▽

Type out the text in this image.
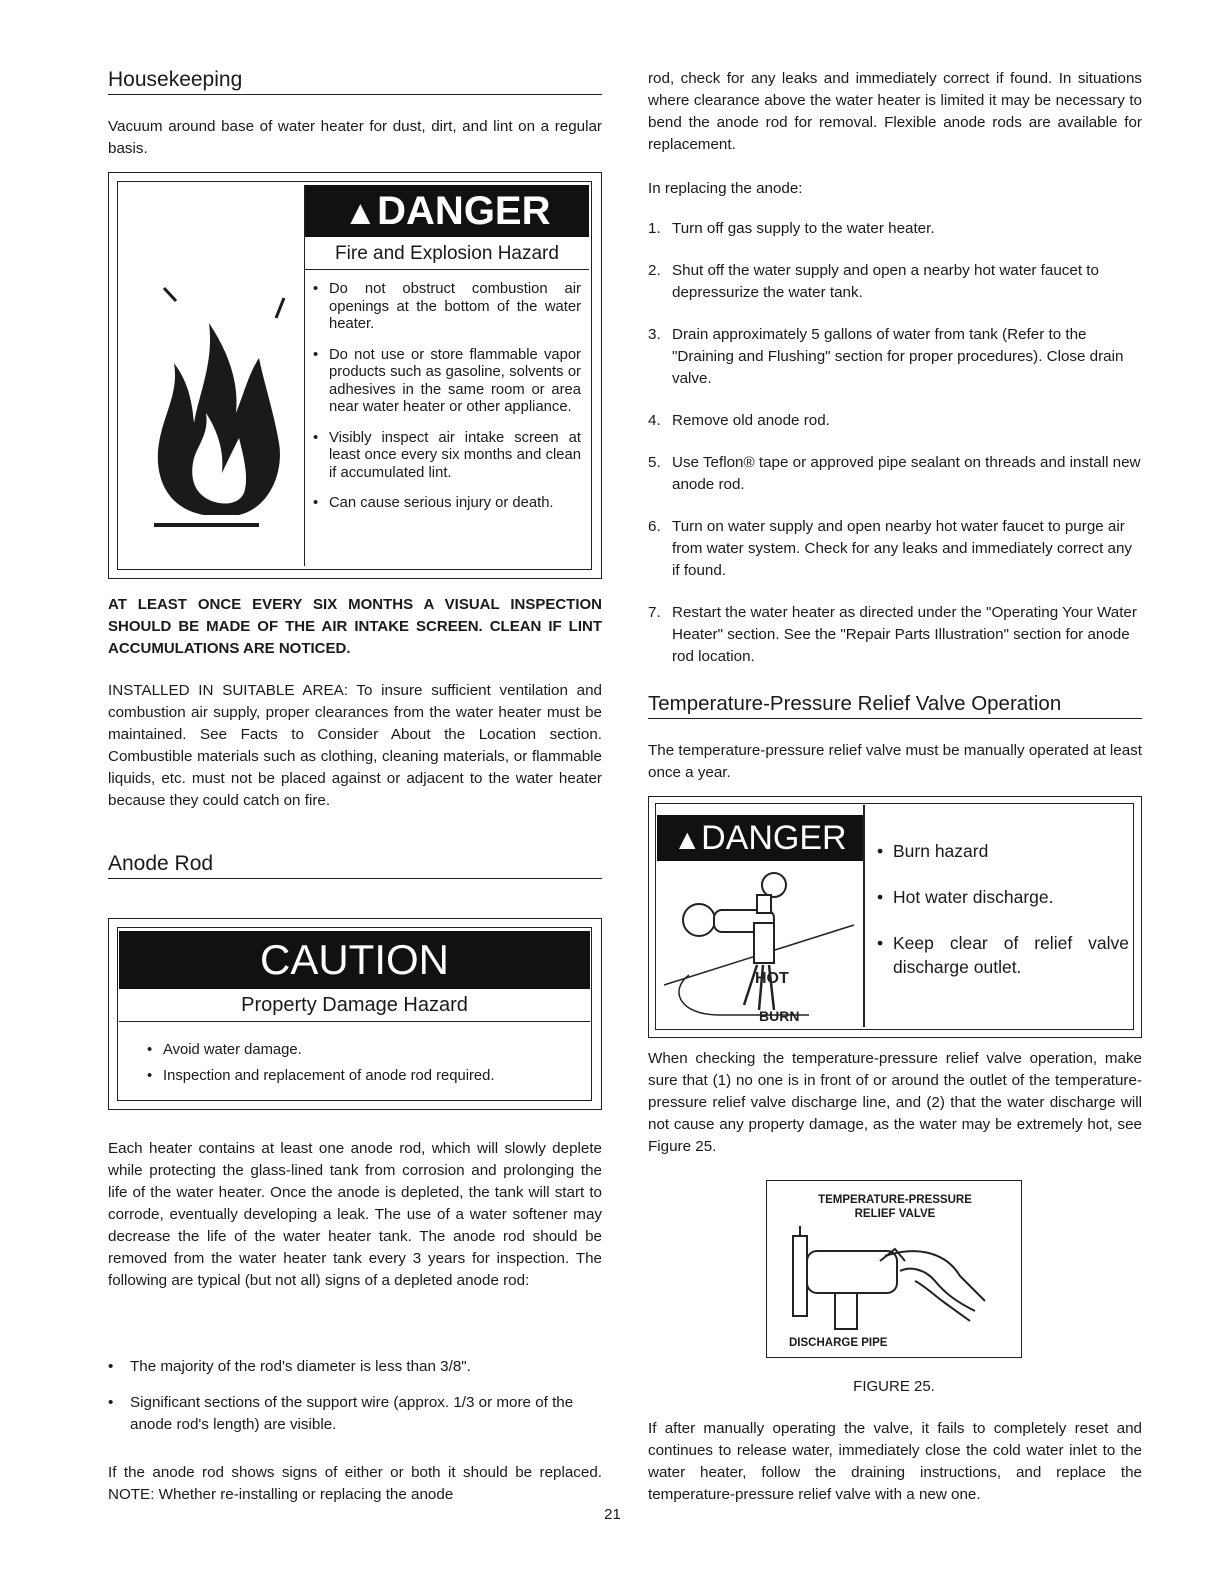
Housekeeping

Vacuum around base of water heater for dust, dirt, and lint on a regular basis.

▲DANGER
Fire and Explosion Hazard
• Do not obstruct combustion air openings at the bottom of the water heater.
• Do not use or store flammable vapor products such as gasoline, solvents or adhesives in the same room or area near water heater or other appliance.
• Visibly inspect air intake screen at least once every six months and clean if accumulated lint.
• Can cause serious injury or death.

AT LEAST ONCE EVERY SIX MONTHS A VISUAL INSPECTION SHOULD BE MADE OF THE AIR INTAKE SCREEN. CLEAN IF LINT ACCUMULATIONS ARE NOTICED.

INSTALLED IN SUITABLE AREA: To insure sufficient ventilation and combustion air supply, proper clearances from the water heater must be maintained. See Facts to Consider About the Location section. Combustible materials such as clothing, cleaning materials, or flammable liquids, etc. must not be placed against or adjacent to the water heater because they could catch on fire.

Anode Rod
CAUTION
Property Damage Hazard
• Avoid water damage.
• Inspection and replacement of anode rod required.

Each heater contains at least one anode rod, which will slowly deplete while protecting the glass-lined tank from corrosion and prolonging the life of the water heater. Once the anode is depleted, the tank will start to corrode, eventually developing a leak. The use of a water softener may decrease the life of the water heater tank. The anode rod should be removed from the water heater tank every 3 years for inspection. The following are typical (but not all) signs of a depleted anode rod:

• The majority of the rod's diameter is less than 3/8".
• Significant sections of the support wire (approx. 1/3 or more of the anode rod's length) are visible.

If the anode rod shows signs of either or both it should be replaced. NOTE: Whether re-installing or replacing the anode

rod, check for any leaks and immediately correct if found. In situations where clearance above the water heater is limited it may be necessary to bend the anode rod for removal. Flexible anode rods are available for replacement.

In replacing the anode:

1. Turn off gas supply to the water heater.
2. Shut off the water supply and open a nearby hot water faucet to depressurize the water tank.
3. Drain approximately 5 gallons of water from tank (Refer to the "Draining and Flushing" section for proper procedures). Close drain valve.
4. Remove old anode rod.
5. Use Teflon® tape or approved pipe sealant on threads and install new anode rod.
6. Turn on water supply and open nearby hot water faucet to purge air from water system. Check for any leaks and immediately correct any if found.
7. Restart the water heater as directed under the "Operating Your Water Heater" section. See the "Repair Parts Illustration" section for anode rod location.
Temperature-Pressure Relief Valve Operation

The temperature-pressure relief valve must be manually operated at least once a year.

▲DANGER
HOT
BURN
• Burn hazard
• Hot water discharge.
• Keep clear of relief valve discharge outlet.

When checking the temperature-pressure relief valve operation, make sure that (1) no one is in front of or around the outlet of the temperature-pressure relief valve discharge line, and (2) that the water discharge will not cause any property damage, as the water may be extremely hot, see Figure 25.

TEMPERATURE-PRESSURE
RELIEF VALVE
DISCHARGE PIPE
FIGURE 25.

If after manually operating the valve, it fails to completely reset and continues to release water, immediately close the cold water inlet to the water heater, follow the draining instructions, and replace the temperature-pressure relief valve with a new one.

21
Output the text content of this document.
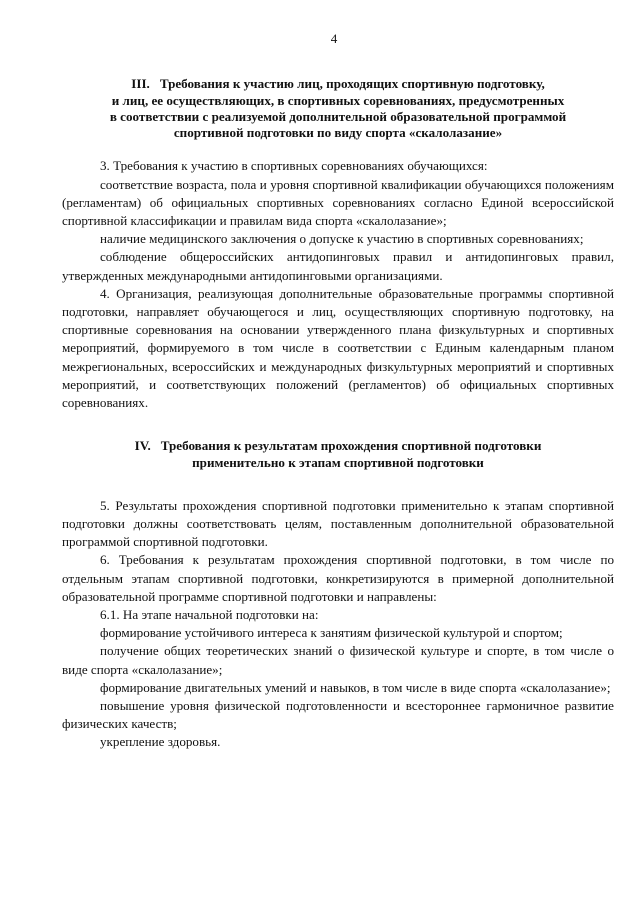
4
III. Требования к участию лиц, проходящих спортивную подготовку,
и лиц, ее осуществляющих, в спортивных соревнованиях, предусмотренных
в соответствии с реализуемой дополнительной образовательной программой
спортивной подготовки по виду спорта «скалолазание»

3. Требования к участию в спортивных соревнованиях обучающихся:

соответствие возраста, пола и уровня спортивной квалификации обучающихся положениям (регламентам) об официальных спортивных соревнованиях согласно Единой всероссийской спортивной классификации и правилам вида спорта «скалолазание»;

наличие медицинского заключения о допуске к участию в спортивных соревнованиях;

соблюдение общероссийских антидопинговых правил и антидопинговых правил, утвержденных международными антидопинговыми организациями.

4. Организация, реализующая дополнительные образовательные программы спортивной подготовки, направляет обучающегося и лиц, осуществляющих спортивную подготовку, на спортивные соревнования на основании утвержденного плана физкультурных и спортивных мероприятий, формируемого в том числе в соответствии с Единым календарным планом межрегиональных, всероссийских и международных физкультурных мероприятий и спортивных мероприятий, и соответствующих положений (регламентов) об официальных спортивных соревнованиях.

IV. Требования к результатам прохождения спортивной подготовки
применительно к этапам спортивной подготовки

5. Результаты прохождения спортивной подготовки применительно к этапам спортивной подготовки должны соответствовать целям, поставленным дополнительной образовательной программой спортивной подготовки.

6. Требования к результатам прохождения спортивной подготовки, в том числе по отдельным этапам спортивной подготовки, конкретизируются в примерной дополнительной образовательной программе спортивной подготовки и направлены:

6.1. На этапе начальной подготовки на:

формирование устойчивого интереса к занятиям физической культурой и спортом;

получение общих теоретических знаний о физической культуре и спорте, в том числе о виде спорта «скалолазание»;

формирование двигательных умений и навыков, в том числе в виде спорта «скалолазание»;

повышение уровня физической подготовленности и всестороннее гармоничное развитие физических качеств;

укрепление здоровья.
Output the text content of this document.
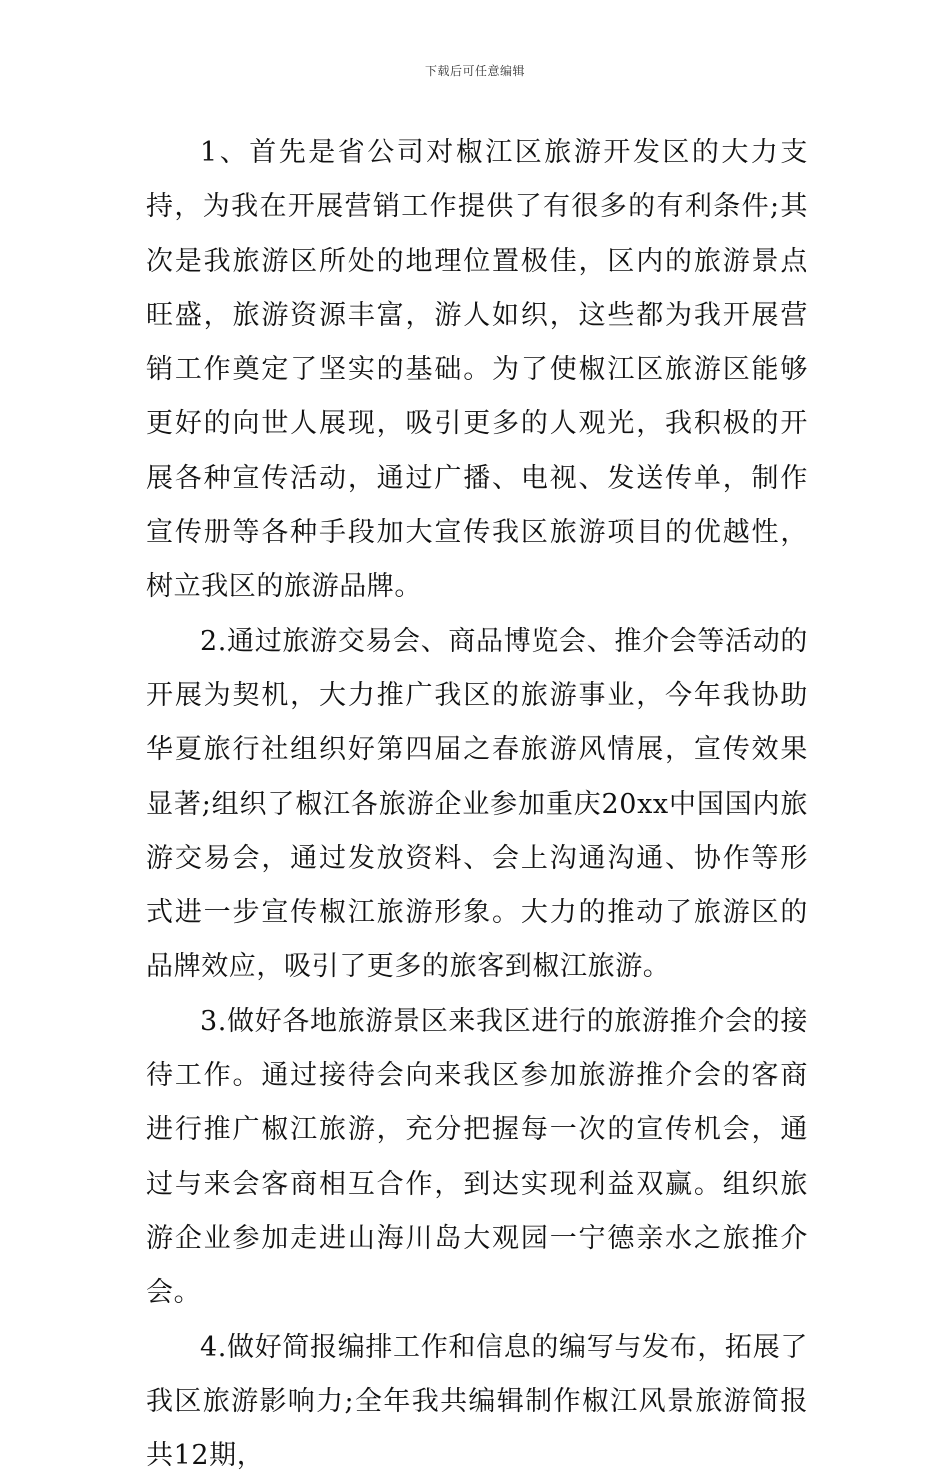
下载后可任意编辑

1、首先是省公司对椒江区旅游开发区的大力支持，为我在开展营销工作提供了有很多的有利条件;其次是我旅游区所处的地理位置极佳，区内的旅游景点旺盛，旅游资源丰富，游人如织，这些都为我开展营销工作奠定了坚实的基础。为了使椒江区旅游区能够更好的向世人展现，吸引更多的人观光，我积极的开展各种宣传活动，通过广播、电视、发送传单，制作宣传册等各种手段加大宣传我区旅游项目的优越性，树立我区的旅游品牌。

2.通过旅游交易会、商品博览会、推介会等活动的开展为契机，大力推广我区的旅游事业，今年我协助华夏旅行社组织好第四届之春旅游风情展，宣传效果显著;组织了椒江各旅游企业参加重庆20xx中国国内旅游交易会，通过发放资料、会上沟通沟通、协作等形式进一步宣传椒江旅游形象。大力的推动了旅游区的品牌效应，吸引了更多的旅客到椒江旅游。

3.做好各地旅游景区来我区进行的旅游推介会的接待工作。通过接待会向来我区参加旅游推介会的客商进行推广椒江旅游，充分把握每一次的宣传机会，通过与来会客商相互合作，到达实现利益双赢。组织旅游企业参加走进山海川岛大观园一宁德亲水之旅推介会。

4.做好简报编排工作和信息的编写与发布，拓展了我区旅游影响力;全年我共编辑制作椒江风景旅游简报共12期，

△

▸ **TASK PROMPT**
List the lines of the material in which the word "официальных" occurs.

▸ **OUTPUT OF THE TASK**
соответствие возраста, пола и уровня спортивной квалификации обучающихся положениям (регламентам) об официальных спортивных соревнованиях согласно Единой всероссийской спортивной классификации и правилам вида спорта «скалолазание»;
4. Организация, реализующая дополнительные образовательные программы спортивной подготовки, направляет обучающегося и лиц, осуществляющих спортивную подготовку, на спортивные соревнования на основании утвержденного плана физкультурных и спортивных мероприятий, формируемого в том числе в соответствии с Единым календарным планом межрегиональных, всероссийских и международных физкультурных мероприятий и спортивных мероприятий, и соответствующих положений (регламентов) об официальных спортивных соревнованиях.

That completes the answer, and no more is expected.